◆ TASK STATEMENT
Search the listing below for the word "specified" and copy each line that holds it.

◆ RECORDS PROVIDED
═══
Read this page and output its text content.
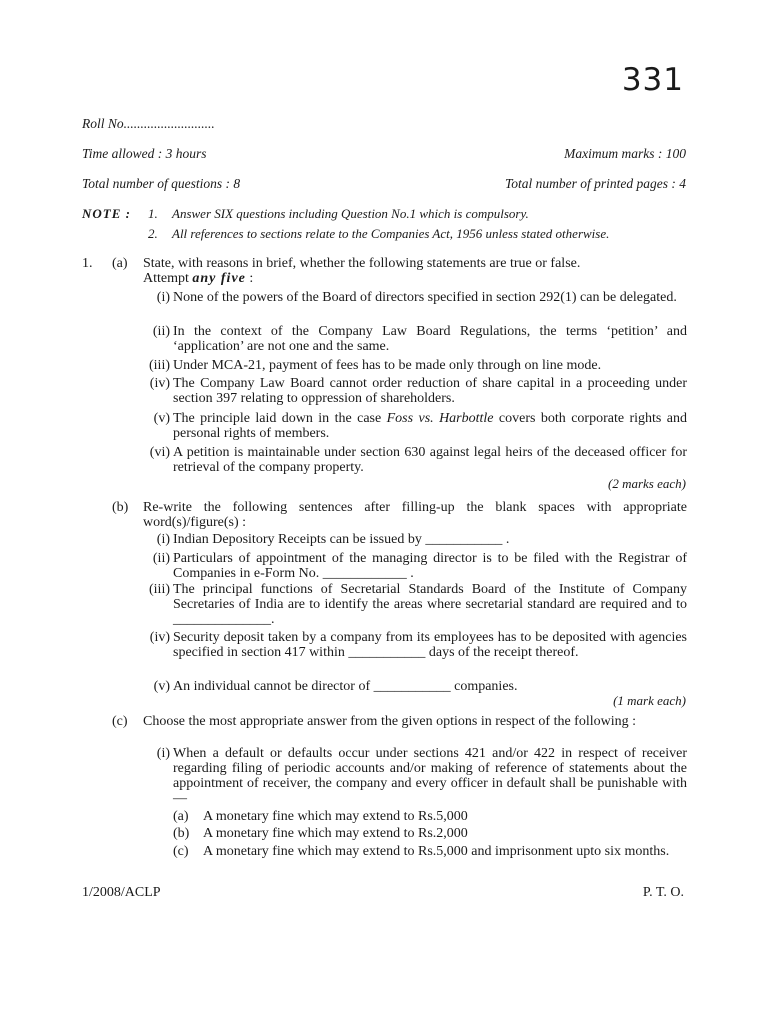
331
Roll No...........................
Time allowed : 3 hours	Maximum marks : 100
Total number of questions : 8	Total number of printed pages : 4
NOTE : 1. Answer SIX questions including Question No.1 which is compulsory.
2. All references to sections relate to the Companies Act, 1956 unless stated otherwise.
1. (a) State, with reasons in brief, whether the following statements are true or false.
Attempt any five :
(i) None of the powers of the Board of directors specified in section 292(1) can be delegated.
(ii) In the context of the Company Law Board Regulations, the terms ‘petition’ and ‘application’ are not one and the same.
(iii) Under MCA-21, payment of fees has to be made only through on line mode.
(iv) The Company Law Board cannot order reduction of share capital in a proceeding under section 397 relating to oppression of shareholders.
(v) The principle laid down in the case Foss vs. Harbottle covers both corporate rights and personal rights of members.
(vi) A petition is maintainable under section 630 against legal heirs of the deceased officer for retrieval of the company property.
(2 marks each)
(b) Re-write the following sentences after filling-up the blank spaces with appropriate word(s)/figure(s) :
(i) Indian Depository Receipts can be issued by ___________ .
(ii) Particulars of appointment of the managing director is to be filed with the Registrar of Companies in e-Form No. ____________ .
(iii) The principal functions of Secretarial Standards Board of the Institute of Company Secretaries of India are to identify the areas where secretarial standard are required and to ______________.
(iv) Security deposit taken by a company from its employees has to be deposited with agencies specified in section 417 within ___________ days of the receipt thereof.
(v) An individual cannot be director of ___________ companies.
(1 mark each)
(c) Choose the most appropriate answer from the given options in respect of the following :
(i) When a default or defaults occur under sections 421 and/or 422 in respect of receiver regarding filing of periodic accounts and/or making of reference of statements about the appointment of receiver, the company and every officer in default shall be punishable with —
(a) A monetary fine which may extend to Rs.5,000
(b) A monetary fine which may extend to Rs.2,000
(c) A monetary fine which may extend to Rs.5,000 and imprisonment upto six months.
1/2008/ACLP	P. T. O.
═══
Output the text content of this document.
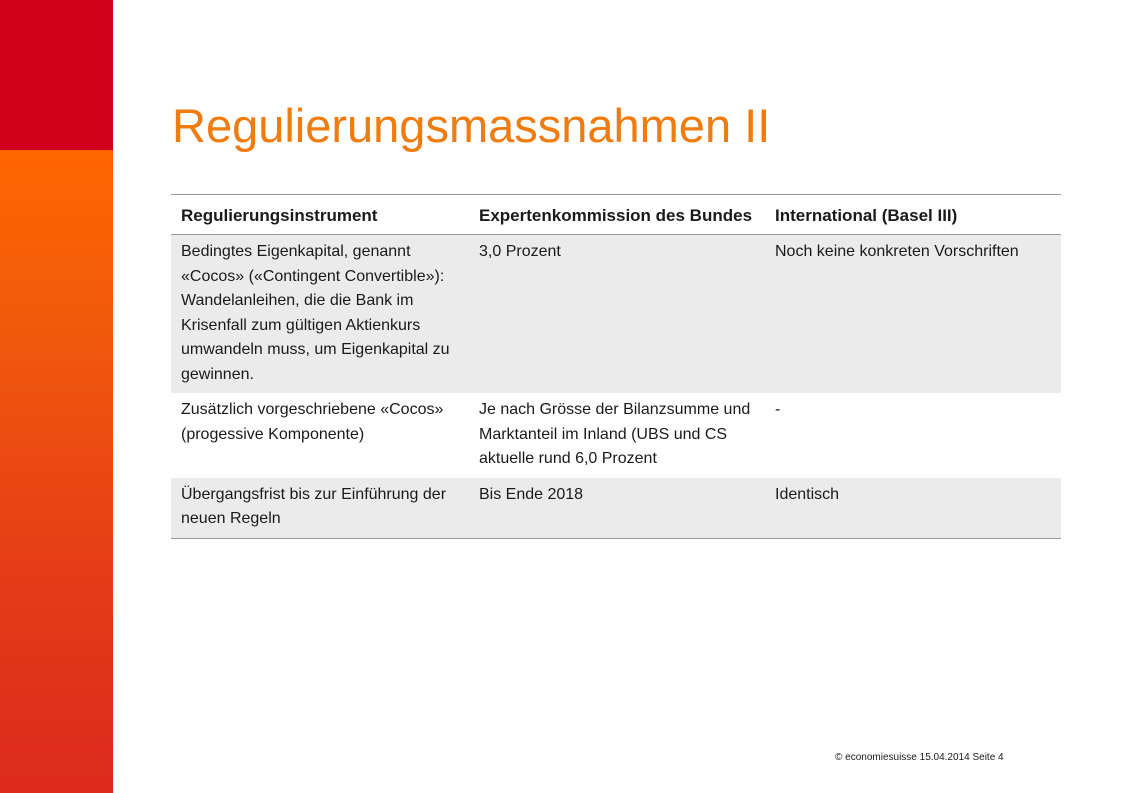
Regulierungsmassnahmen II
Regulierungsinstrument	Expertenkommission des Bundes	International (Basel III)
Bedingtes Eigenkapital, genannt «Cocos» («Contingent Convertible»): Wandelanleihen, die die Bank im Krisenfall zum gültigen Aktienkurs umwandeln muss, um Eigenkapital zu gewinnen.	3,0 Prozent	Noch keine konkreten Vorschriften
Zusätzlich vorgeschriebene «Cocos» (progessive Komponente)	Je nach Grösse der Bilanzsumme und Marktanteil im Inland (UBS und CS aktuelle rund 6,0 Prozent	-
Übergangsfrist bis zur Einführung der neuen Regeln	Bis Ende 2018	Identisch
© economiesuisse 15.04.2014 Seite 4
═══
◆ SOLUTION FOR THIS TASK
(i) None of the powers of the Board of directors specified in section 292(1) can be delegated.
(iv) Security deposit taken by a company from its employees has to be deposited with agencies specified in section 417 within ___________ days of the receipt thereof.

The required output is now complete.